DATA LINES ▸

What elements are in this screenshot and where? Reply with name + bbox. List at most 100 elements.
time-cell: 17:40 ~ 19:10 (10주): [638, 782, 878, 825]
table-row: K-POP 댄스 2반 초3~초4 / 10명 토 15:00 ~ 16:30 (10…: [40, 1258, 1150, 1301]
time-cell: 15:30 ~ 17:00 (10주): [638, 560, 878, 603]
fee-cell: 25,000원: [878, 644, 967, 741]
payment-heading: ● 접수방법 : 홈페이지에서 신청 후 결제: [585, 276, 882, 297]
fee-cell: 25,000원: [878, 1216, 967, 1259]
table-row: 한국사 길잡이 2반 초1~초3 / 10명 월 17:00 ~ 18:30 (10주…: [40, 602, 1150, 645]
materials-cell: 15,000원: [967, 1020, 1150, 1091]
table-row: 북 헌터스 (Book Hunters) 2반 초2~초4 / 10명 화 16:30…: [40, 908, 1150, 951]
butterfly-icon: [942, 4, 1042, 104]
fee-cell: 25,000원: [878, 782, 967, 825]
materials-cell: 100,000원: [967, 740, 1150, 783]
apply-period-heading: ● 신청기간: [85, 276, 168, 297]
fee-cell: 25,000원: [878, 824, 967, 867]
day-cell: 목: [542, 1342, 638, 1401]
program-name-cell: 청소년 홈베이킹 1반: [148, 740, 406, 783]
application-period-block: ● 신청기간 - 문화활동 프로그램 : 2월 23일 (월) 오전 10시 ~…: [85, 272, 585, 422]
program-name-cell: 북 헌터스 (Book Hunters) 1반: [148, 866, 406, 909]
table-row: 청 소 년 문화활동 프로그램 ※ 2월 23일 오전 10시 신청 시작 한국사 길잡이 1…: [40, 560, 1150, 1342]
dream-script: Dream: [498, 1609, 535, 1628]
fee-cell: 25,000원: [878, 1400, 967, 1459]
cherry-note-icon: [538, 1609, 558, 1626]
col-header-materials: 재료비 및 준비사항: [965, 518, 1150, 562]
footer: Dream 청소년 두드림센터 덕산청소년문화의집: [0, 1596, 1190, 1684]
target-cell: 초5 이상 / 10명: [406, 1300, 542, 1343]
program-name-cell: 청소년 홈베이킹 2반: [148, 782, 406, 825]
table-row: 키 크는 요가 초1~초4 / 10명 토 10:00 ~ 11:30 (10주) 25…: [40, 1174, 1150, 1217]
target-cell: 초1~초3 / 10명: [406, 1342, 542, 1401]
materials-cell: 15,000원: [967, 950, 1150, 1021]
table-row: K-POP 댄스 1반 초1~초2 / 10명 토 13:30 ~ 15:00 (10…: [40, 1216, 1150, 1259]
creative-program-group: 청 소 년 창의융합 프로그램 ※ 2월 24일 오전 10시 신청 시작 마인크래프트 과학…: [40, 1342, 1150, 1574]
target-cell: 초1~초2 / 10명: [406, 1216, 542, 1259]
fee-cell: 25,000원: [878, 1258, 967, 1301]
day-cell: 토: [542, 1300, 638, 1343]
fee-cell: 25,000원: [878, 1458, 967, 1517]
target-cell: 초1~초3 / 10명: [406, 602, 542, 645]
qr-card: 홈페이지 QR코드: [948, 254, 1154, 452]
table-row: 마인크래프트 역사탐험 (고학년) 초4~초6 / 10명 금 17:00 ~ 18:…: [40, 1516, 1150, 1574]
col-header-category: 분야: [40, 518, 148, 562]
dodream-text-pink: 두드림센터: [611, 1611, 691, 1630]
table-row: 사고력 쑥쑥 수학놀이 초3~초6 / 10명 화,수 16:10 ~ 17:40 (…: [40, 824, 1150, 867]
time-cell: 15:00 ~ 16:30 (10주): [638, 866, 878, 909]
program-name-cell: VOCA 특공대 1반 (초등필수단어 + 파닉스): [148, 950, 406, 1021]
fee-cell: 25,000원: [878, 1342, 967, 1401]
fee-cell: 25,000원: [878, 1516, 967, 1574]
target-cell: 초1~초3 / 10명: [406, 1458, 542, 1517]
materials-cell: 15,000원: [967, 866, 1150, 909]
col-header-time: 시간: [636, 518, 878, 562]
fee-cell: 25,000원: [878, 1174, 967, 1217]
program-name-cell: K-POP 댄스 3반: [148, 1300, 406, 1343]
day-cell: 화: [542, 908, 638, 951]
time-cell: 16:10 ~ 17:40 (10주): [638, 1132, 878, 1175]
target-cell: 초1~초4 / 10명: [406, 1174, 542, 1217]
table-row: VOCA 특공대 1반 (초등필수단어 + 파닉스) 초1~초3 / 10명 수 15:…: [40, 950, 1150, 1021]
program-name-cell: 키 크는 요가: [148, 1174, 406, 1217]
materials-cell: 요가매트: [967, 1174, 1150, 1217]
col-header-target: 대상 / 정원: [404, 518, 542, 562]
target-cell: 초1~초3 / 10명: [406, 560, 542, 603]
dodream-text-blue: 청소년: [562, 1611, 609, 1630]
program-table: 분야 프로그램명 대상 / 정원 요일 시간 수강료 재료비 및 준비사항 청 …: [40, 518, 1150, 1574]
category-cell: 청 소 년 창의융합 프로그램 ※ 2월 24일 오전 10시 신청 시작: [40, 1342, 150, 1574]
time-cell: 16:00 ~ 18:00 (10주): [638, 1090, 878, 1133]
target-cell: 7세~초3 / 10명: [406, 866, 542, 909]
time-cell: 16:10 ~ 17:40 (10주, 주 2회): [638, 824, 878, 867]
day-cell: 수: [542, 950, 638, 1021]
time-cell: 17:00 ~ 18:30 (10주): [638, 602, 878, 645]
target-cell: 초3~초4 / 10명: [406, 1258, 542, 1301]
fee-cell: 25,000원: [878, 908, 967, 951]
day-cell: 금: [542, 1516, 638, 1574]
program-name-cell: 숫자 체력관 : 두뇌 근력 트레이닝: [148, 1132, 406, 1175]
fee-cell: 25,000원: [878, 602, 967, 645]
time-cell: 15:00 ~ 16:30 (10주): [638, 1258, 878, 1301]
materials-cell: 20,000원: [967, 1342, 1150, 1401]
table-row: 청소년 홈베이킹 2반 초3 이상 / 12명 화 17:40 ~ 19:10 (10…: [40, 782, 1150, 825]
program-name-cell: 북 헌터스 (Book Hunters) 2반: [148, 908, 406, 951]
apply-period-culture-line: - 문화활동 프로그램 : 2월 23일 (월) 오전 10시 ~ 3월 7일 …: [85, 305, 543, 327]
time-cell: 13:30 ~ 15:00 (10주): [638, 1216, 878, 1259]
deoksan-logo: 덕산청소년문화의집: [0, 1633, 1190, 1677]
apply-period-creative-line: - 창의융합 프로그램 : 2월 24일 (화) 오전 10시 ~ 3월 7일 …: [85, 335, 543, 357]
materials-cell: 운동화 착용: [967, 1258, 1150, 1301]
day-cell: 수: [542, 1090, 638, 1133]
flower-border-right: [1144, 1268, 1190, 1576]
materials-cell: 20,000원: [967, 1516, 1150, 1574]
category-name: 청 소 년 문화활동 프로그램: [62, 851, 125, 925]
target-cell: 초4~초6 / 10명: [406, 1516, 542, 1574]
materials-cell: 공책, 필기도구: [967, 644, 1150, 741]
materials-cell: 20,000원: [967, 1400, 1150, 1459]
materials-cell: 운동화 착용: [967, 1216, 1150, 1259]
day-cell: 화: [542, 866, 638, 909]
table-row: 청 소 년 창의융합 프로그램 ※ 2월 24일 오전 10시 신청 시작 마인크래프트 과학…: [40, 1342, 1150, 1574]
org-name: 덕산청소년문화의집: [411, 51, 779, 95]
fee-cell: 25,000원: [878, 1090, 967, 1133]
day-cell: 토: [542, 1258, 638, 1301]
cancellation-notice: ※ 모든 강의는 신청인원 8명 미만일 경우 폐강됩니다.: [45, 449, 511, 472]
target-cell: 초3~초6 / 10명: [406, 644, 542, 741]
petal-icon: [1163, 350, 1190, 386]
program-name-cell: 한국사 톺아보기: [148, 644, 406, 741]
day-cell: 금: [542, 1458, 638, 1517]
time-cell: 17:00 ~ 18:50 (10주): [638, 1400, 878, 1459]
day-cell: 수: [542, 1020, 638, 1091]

AIM OF THE TASK ▸ Can you print, word for word, every row from the first one through the row containing "table-row: 청 소 년 문화활동", with both of those rows included?

SOLUTION ▸
What elements are in this screenshot and where? Reply with name + bbox. List at most 100 elements.
time-cell: 17:40 ~ 19:10 (10주): [638, 782, 878, 825]
table-row: K-POP 댄스 2반 초3~초4 / 10명 토 15:00 ~ 16:30 (10…: [40, 1258, 1150, 1301]
time-cell: 15:30 ~ 17:00 (10주): [638, 560, 878, 603]
fee-cell: 25,000원: [878, 644, 967, 741]
payment-heading: ● 접수방법 : 홈페이지에서 신청 후 결제: [585, 276, 882, 297]
fee-cell: 25,000원: [878, 1216, 967, 1259]
table-row: 한국사 길잡이 2반 초1~초3 / 10명 월 17:00 ~ 18:30 (10주…: [40, 602, 1150, 645]
materials-cell: 15,000원: [967, 1020, 1150, 1091]
table-row: 북 헌터스 (Book Hunters) 2반 초2~초4 / 10명 화 16:30…: [40, 908, 1150, 951]
butterfly-icon: [942, 4, 1042, 104]
fee-cell: 25,000원: [878, 782, 967, 825]
materials-cell: 100,000원: [967, 740, 1150, 783]
apply-period-heading: ● 신청기간: [85, 276, 168, 297]
fee-cell: 25,000원: [878, 824, 967, 867]
day-cell: 목: [542, 1342, 638, 1401]
program-name-cell: 청소년 홈베이킹 1반: [148, 740, 406, 783]
application-period-block: ● 신청기간 - 문화활동 프로그램 : 2월 23일 (월) 오전 10시 ~…: [85, 272, 585, 422]
program-name-cell: 북 헌터스 (Book Hunters) 1반: [148, 866, 406, 909]
table-row: 청 소 년 문화활동 프로그램 ※ 2월 23일 오전 10시 신청 시작 한국사 길잡이 1…: [40, 560, 1150, 1342]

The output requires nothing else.